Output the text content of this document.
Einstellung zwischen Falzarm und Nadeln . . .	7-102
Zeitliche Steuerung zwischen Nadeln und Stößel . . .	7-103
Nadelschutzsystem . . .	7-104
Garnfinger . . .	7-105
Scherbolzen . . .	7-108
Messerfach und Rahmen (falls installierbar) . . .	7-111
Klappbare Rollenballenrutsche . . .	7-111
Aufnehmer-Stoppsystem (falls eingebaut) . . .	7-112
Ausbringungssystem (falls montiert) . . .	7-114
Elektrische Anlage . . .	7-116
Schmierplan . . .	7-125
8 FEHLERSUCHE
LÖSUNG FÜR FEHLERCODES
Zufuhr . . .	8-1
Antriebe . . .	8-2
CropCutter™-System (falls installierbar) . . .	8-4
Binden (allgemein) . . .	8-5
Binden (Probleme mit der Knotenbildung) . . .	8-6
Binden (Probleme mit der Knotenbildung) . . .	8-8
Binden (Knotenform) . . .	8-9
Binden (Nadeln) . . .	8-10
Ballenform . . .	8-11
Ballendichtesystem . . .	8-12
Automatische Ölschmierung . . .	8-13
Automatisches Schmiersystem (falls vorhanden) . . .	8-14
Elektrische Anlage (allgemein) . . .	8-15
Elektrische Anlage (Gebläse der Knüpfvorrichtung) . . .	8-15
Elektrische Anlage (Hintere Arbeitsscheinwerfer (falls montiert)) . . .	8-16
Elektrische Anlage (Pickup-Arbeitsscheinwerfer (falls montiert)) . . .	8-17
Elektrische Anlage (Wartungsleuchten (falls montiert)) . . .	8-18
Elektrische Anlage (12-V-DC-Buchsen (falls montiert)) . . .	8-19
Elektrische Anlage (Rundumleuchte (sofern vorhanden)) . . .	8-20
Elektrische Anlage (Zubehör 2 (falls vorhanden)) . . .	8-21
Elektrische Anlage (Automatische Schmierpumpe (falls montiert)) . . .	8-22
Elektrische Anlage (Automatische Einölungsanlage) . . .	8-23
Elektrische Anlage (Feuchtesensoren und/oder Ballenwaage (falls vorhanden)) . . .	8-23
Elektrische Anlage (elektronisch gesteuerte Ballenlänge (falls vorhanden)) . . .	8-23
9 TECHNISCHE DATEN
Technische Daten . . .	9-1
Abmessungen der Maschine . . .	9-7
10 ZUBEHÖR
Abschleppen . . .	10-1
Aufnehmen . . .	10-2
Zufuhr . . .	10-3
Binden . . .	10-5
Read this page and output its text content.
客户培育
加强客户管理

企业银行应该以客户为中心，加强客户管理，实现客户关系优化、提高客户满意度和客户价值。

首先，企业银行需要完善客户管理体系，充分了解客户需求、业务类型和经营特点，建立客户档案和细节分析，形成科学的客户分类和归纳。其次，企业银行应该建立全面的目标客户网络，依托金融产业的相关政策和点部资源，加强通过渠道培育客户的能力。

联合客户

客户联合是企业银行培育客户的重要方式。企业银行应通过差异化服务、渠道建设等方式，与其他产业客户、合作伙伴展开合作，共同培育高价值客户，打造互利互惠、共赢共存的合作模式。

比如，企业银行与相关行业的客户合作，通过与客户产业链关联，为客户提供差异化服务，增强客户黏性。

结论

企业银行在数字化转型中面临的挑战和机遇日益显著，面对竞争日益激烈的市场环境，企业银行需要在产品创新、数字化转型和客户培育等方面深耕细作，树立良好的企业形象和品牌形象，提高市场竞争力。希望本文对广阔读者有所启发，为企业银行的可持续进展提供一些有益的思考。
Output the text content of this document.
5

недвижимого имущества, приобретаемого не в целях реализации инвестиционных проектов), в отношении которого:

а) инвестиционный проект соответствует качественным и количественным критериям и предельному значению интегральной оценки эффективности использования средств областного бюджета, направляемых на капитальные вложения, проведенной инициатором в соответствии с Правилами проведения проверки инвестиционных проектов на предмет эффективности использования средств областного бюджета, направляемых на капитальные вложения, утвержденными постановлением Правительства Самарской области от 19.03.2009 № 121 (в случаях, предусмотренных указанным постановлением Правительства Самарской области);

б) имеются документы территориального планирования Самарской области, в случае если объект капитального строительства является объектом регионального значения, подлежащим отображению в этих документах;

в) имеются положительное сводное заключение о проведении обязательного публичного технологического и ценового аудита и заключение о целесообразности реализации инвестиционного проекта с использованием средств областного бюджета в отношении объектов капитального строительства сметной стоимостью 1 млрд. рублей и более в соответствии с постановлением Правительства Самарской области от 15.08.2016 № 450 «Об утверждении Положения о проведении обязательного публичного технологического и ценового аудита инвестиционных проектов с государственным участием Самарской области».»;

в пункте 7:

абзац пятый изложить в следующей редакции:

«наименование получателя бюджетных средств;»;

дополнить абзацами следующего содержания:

_ _ _ _ _

• WRITTEN REQUEST: Show every line in the records above that contains the word "Nadeln".

• THE REPLY:
Einstellung zwischen Falzarm und Nadeln . . .	7-102
Zeitliche Steuerung zwischen Nadeln und Stößel . . .	7-103
Binden (Nadeln) . . .	8-10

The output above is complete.